Start of Entries shown

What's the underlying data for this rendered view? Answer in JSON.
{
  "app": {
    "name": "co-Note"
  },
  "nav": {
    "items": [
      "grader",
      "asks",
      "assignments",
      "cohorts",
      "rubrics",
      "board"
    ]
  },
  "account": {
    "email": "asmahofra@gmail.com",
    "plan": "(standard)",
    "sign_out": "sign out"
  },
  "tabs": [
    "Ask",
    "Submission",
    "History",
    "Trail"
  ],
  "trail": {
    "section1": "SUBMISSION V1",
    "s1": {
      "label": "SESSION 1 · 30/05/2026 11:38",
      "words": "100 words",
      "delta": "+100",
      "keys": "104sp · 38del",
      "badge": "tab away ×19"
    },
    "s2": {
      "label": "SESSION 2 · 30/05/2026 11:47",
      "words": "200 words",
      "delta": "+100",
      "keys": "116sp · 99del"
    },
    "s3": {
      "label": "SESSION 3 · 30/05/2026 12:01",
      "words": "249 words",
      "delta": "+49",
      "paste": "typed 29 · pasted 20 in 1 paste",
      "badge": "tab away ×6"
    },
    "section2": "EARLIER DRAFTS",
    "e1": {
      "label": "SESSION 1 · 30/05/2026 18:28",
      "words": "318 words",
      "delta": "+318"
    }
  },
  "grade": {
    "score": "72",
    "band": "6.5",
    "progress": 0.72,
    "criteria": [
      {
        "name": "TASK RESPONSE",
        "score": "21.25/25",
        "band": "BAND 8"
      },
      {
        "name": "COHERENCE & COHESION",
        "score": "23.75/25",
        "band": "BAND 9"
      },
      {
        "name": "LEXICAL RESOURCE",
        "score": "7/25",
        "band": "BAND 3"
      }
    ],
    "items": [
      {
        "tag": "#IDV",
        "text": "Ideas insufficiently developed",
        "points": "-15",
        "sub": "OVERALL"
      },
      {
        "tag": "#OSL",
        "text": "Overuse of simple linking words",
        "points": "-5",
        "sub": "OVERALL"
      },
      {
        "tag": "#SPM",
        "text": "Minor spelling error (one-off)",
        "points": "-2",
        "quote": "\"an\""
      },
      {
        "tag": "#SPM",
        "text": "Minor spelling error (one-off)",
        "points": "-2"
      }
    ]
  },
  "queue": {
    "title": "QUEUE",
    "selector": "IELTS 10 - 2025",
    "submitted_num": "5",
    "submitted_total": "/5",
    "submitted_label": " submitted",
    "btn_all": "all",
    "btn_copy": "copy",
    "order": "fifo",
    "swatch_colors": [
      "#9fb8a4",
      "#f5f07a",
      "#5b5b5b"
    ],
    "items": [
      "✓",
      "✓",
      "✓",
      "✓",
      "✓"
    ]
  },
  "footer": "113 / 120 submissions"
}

End of Entries shown

▶ _Do this_: From the preceding material, extract every line exactly.

▶ _Final result_:
What's the underlying data for this rendered view? Answer in JSON.
{
  "app": {
    "name": "co-Note"
  },
  "nav": {
    "items": [
      "grader",
      "asks",
      "assignments",
      "cohorts",
      "rubrics",
      "board"
    ]
  },
  "account": {
    "email": "asmahofra@gmail.com",
    "plan": "(standard)",
    "sign_out": "sign out"
  },
  "tabs": [
    "Ask",
    "Submission",
    "History",
    "Trail"
  ],
  "trail": {
    "section1": "SUBMISSION V1",
    "s1": {
      "label": "SESSION 1 · 30/05/2026 11:38",
      "words": "100 words",
      "delta": "+100",
      "keys": "104sp · 38del",
      "badge": "tab away ×19"
    },
    "s2": {
      "label": "SESSION 2 · 30/05/2026 11:47",
      "words": "200 words",
      "delta": "+100",
      "keys": "116sp · 99del"
    },
    "s3": {
      "label": "SESSION 3 · 30/05/2026 12:01",
      "words": "249 words",
      "delta": "+49",
      "paste": "typed 29 · pasted 20 in 1 paste",
      "badge": "tab away ×6"
    },
    "section2": "EARLIER DRAFTS",
    "e1": {
      "label": "SESSION 1 · 30/05/2026 18:28",
      "words": "318 words",
      "delta": "+318"
    }
  },
  "grade": {
    "score": "72",
    "band": "6.5",
    "progress": 0.72,
    "criteria": [
      {
        "name": "TASK RESPONSE",
        "score": "21.25/25",
        "band": "BAND 8"
      },
      {
        "name": "COHERENCE & COHESION",
        "score": "23.75/25",
        "band": "BAND 9"
      },
      {
        "name": "LEXICAL RESOURCE",
        "score": "7/25",
        "band": "BAND 3"
      }
    ],
    "items": [
      {
        "tag": "#IDV",
        "text": "Ideas insufficiently developed",
        "points": "-15",
        "sub": "OVERALL"
      },
      {
        "tag": "#OSL",
        "text": "Overuse of simple linking words",
        "points": "-5",
        "sub": "OVERALL"
      },
      {
        "tag": "#SPM",
        "text": "Minor spelling error (one-off)",
        "points": "-2",
        "quote": "\"an\""
      },
      {
        "tag": "#SPM",
        "text": "Minor spelling error (one-off)",
        "points": "-2"
      }
    ]
  },
  "queue": {
    "title": "QUEUE",
    "selector": "IELTS 10 - 2025",
    "submitted_num": "5",
    "submitted_total": "/5",
    "submitted_label": " submitted",
    "btn_all": "all",
    "btn_copy": "copy",
    "order": "fifo",
    "swatch_colors": [
      "#9fb8a4",
      "#f5f07a",
      "#5b5b5b"
    ],
    "items": [
      "✓",
      "✓",
      "✓",
      "✓",
      "✓"
    ]
  },
  "footer": "113 / 120 submissions"
}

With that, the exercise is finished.